→ PROVIDED PASSAGE:
┄┄┄┄┄┄┄┄┄┄┄┄┄┄┄┄┄┄┄┄

The head of the larger faction of the opposition Movement for Democratic Change claimed at a press conference that electoral authorities were planning to carry out the count in a "national command centre", instead of in each of the country's 11 000 polling stations.
"We now hear the counting of house of assembly and senate (the lower and upper chambers in the legislature respectively) votes will be in constituency centres, and the presidential vote will be counted in a national command centre," he told a press conference, without elaborating on the source of the information.
'Results could be changed'
"If that happens I will not participate in such a process." According to election watchdog groups, the "national command centre" was the final stage in the result process, staffed largely by military officers, and where results in previous elections had been changed to suit Mugabe. The command centre does not appear in electoral law.
Tsvangirai also said that the election would not be free and fair, but added, "we accept all that," and said the MDC had been hoping to "minimise" abuses and irregularities.
Presidential, house of assembly, senate and local council elections are due to be held on a single day on March 29.

┄┄┄┄┄┄┄┄┄┄┄┄┄┄┄┄┄┄┄┄

Image region annotations:
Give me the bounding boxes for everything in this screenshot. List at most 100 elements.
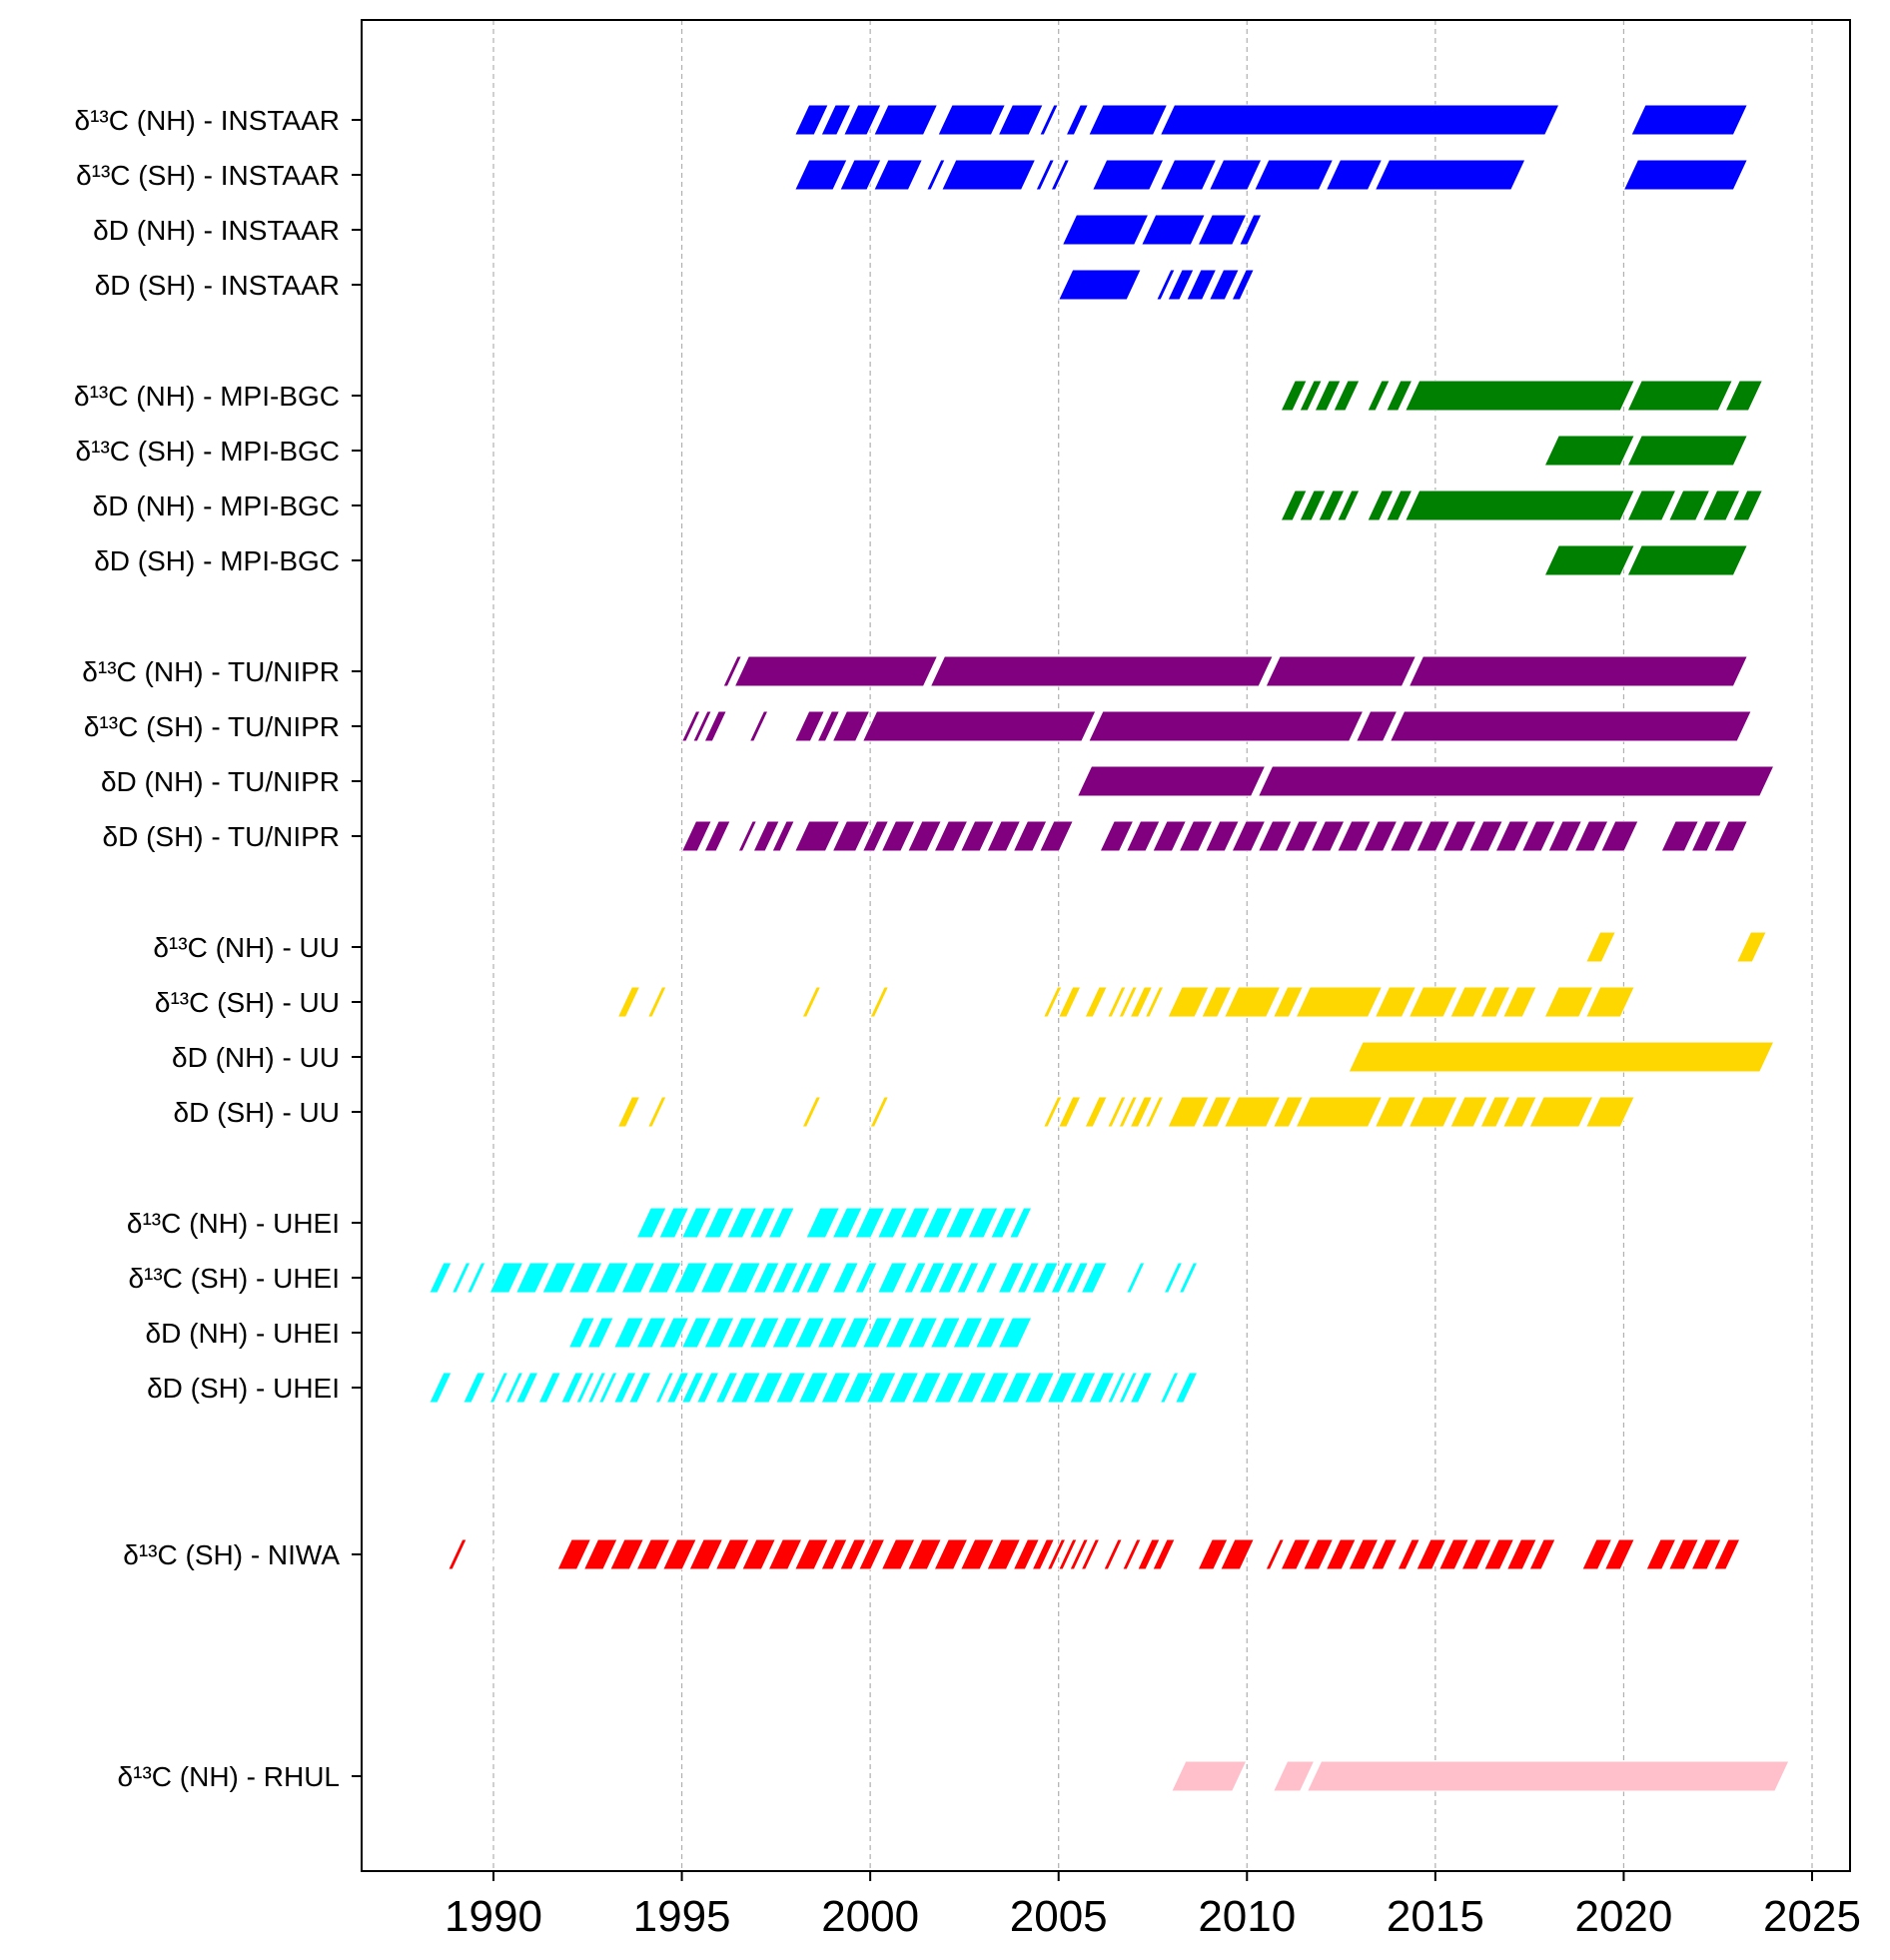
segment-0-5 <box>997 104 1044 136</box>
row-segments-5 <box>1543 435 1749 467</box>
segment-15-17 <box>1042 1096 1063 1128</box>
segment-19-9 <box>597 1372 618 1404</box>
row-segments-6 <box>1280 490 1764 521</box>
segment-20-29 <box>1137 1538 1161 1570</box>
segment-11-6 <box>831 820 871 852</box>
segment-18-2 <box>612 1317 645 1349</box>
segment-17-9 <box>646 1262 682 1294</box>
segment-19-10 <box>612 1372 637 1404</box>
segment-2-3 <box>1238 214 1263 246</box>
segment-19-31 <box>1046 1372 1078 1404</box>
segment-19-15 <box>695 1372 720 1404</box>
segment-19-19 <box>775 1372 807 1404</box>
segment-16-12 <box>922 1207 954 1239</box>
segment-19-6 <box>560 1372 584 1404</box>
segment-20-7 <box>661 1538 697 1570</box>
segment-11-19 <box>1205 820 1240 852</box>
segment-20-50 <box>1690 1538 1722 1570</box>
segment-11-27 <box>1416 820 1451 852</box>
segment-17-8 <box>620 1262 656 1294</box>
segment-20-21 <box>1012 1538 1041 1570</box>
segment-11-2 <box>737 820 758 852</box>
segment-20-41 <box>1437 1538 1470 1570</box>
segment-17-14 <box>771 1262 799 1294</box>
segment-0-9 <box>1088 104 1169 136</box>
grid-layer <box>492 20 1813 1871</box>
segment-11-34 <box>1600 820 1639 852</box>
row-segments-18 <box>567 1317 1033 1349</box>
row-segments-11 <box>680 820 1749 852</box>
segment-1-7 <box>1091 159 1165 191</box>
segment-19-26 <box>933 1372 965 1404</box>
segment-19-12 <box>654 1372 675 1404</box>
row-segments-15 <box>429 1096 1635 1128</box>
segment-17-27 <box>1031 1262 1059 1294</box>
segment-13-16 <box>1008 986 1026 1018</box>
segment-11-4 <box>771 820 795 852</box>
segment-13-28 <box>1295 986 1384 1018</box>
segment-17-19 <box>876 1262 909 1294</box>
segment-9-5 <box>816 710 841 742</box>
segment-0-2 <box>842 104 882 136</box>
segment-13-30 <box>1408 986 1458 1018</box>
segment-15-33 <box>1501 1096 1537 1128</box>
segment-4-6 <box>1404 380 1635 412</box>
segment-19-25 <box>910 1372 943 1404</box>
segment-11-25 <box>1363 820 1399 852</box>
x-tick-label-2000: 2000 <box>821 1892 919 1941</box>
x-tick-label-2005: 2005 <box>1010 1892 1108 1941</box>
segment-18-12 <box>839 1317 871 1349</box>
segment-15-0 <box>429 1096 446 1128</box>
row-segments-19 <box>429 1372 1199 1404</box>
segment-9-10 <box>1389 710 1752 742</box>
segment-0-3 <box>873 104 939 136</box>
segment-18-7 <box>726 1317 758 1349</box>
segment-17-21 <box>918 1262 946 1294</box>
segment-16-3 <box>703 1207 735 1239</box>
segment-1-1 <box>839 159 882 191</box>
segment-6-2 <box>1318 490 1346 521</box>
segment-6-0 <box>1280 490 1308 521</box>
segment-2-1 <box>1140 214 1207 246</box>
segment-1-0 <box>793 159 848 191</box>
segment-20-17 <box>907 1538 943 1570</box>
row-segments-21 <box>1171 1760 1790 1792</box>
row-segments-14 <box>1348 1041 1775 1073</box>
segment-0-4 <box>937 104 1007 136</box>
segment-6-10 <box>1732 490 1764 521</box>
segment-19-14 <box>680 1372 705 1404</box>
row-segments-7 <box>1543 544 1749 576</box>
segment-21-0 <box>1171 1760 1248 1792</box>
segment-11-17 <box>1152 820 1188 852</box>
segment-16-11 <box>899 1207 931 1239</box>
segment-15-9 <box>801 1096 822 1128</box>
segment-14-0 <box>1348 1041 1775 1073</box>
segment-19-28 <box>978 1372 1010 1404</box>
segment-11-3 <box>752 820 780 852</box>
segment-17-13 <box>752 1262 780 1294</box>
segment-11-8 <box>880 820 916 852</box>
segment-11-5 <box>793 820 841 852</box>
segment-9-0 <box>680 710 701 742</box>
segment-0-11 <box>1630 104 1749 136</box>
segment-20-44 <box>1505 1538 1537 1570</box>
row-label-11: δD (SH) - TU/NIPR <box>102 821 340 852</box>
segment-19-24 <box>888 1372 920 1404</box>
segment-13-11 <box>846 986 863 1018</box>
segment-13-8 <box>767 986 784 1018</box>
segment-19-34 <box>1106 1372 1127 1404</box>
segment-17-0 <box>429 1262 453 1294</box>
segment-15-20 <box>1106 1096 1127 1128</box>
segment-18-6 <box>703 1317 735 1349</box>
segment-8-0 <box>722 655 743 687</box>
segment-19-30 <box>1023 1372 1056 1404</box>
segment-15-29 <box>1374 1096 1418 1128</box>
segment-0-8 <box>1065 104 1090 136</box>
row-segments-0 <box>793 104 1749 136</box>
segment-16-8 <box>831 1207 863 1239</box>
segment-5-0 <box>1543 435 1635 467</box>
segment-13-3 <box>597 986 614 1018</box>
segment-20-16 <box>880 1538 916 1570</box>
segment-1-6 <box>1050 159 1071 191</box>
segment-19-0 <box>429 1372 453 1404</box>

┄┄┄┄┄┄┄┄┄┄┄┄┄┄┄┄┄┄┄┄

→ SET TASKS:
(1) Answer these questions from the election article:
(a) How many polling stations does the country have?
(b) According to election watchdog groups, who largely staffed the "national command centre"?
(c) On what date are the elections due to be held?
(2) Edit the election article starting with "Tsvangirai also said" and going on through "abuses and irregularities.", writing "violations" in place of "abuses".

→ FULL ANSWERS:
(1)
(a) 11 000
(b) Military officers
(c) March 29

(2)
Tsvangirai also said that the election would not be free and fair, but added, "we accept all that," and said the MDC had been hoping to "minimise" violations and irregularities.